**TASK GOAL**
Each line that includes the string "佩戴凸透镜" counts once; give the total and nothing else.

[Data entries]
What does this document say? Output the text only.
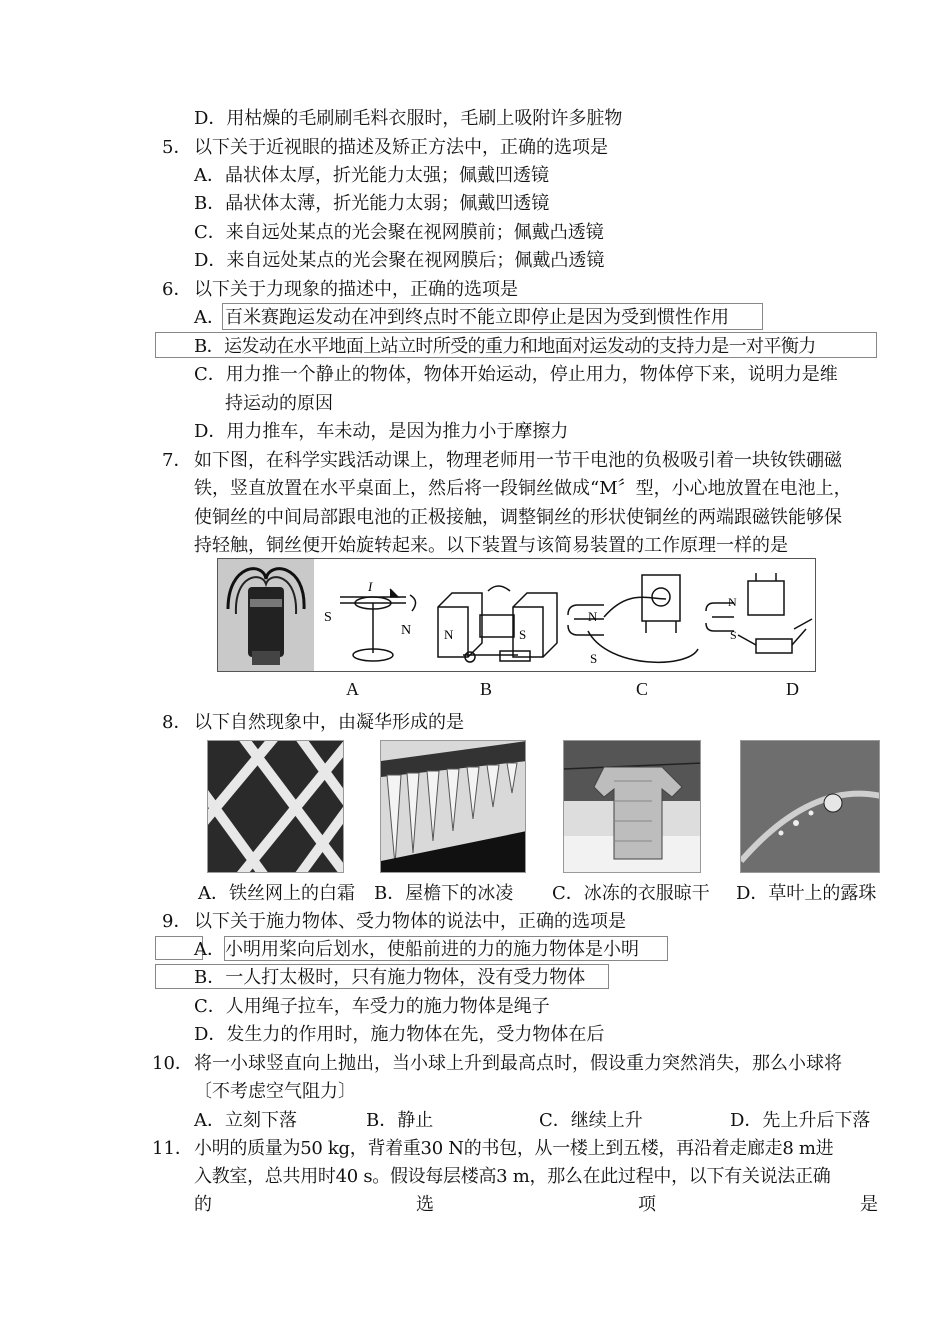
D．用枯燥的毛刷刷毛料衣服时，毛刷上吸附许多脏物
5． 以下关于近视眼的描述及矫正方法中，正确的选项是
A．晶状体太厚，折光能力太强；佩戴凹透镜
B．晶状体太薄，折光能力太弱；佩戴凹透镜
C．来自远处某点的光会聚在视网膜前；佩戴凸透镜
D．来自远处某点的光会聚在视网膜后；佩戴凸透镜
6． 以下关于力现象的描述中，正确的选项是
A．百米赛跑运发动在冲到终点时不能立即停止是因为受到惯性作用
B．运发动在水平地面上站立时所受的重力和地面对运发动的支持力是一对平衡力
C．用力推一个静止的物体，物体开始运动，停止用力，物体停下来，说明力是维
持运动的原因
D．用力推车，车未动，是因为推力小于摩擦力
7． 如下图，在科学实践活动课上，物理老师用一节干电池的负极吸引着一块钕铁硼磁
铁，竖直放置在水平桌面上，然后将一段铜丝做成“M〞型，小心地放置在电池上，
使铜丝的中间局部跟电池的正极接触，调整铜丝的形状使铜丝的两端跟磁铁能够保
持轻触，铜丝便开始旋转起来。以下装置与该简易装置的工作原理一样的是
S
N
I
N	S
N
S
N
S
A	B	C	D
8． 以下自然现象中，由凝华形成的是
A．铁丝网上的白霜 B．屋檐下的冰凌 C．冰冻的衣服晾干 D．草叶上的露珠
9． 以下关于施力物体、受力物体的说法中，正确的选项是
A．小明用桨向后划水，使船前进的力的施力物体是小明
B．一人打太极时，只有施力物体，没有受力物体
C．人用绳子拉车，车受力的施力物体是绳子
D．发生力的作用时，施力物体在先，受力物体在后
10． 将一小球竖直向上抛出，当小球上升到最高点时，假设重力突然消失，那么小球将
〔不考虑空气阻力〕
A．立刻下落	B．静止	C．继续上升	D．先上升后下落
11． 小明的质量为50 kg，背着重30 N的书包，从一楼上到五楼，再沿着走廊走8 m进
入教室，总共用时40 s。假设每层楼高3 m，那么在此过程中，以下有关说法正确
的	选	项	是
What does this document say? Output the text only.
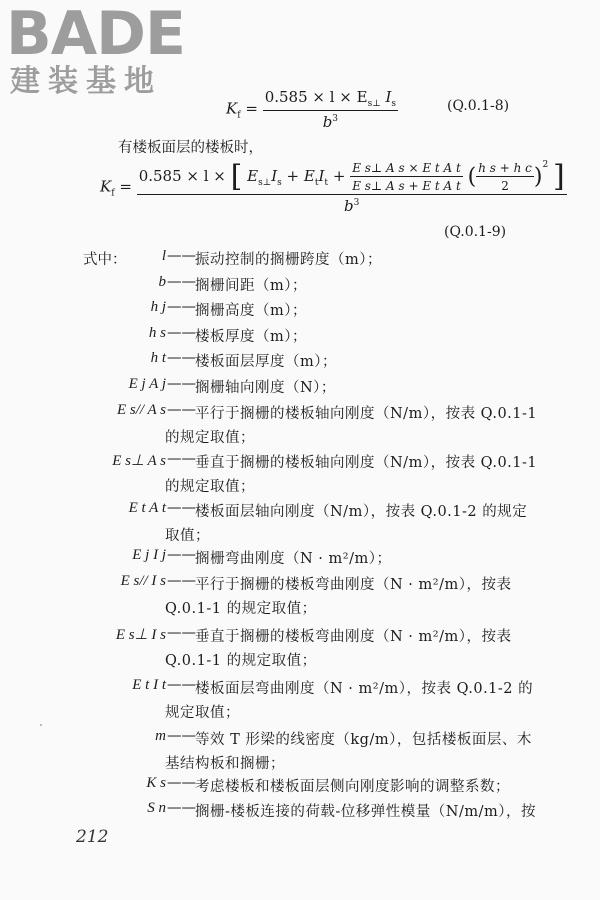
BADE
建装基地
$K_f = \frac{0.585 \times l \times E_{s\perp} I_s}{b^3}$	(Q.0.1-8)
有楼板面层的楼板时，
$K_f$ =
0.585 × l × [ $E_{s\perp}I_s + E_tI_t + \frac{\text{E s⊥ A s × E t A t}}{\text{E s⊥ A s + E t A t}}$ ( $\frac{\text{h s + h c}}{2} )^2$ ]
$b^3$
(Q.0.1-9)
式中： l —— 振动控制的搁栅跨度（m）；
b —— 搁栅间距（m）；
h j —— 搁栅高度（m）；
h s —— 楼板厚度（m）；
h t —— 楼板面层厚度（m）；
E j A j —— 搁栅轴向刚度（N）；
E s// A s —— 平行于搁栅的楼板轴向刚度（N/m），按表 Q.0.1-1
的规定取值；
E s⊥ A s —— 垂直于搁栅的楼板轴向刚度（N/m），按表 Q.0.1-1
的规定取值；
E t A t —— 楼板面层轴向刚度（N/m），按表 Q.0.1-2 的规定
取值；
E j I j —— 搁栅弯曲刚度（N · m²/m）；
E s// I s —— 平行于搁栅的楼板弯曲刚度（N · m²/m），按表
Q.0.1-1 的规定取值；
E s⊥ I s —— 垂直于搁栅的楼板弯曲刚度（N · m²/m），按表
Q.0.1-1 的规定取值；
E t I t —— 楼板面层弯曲刚度（N · m²/m），按表 Q.0.1-2 的
规定取值；
m —— 等效 T 形梁的线密度（kg/m），包括楼板面层、木
基结构板和搁栅；
K s —— 考虑楼板和楼板面层侧向刚度影响的调整系数；
S n —— 搁栅-楼板连接的荷载-位移弹性模量（N/m/m），按
212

**RESULT**
2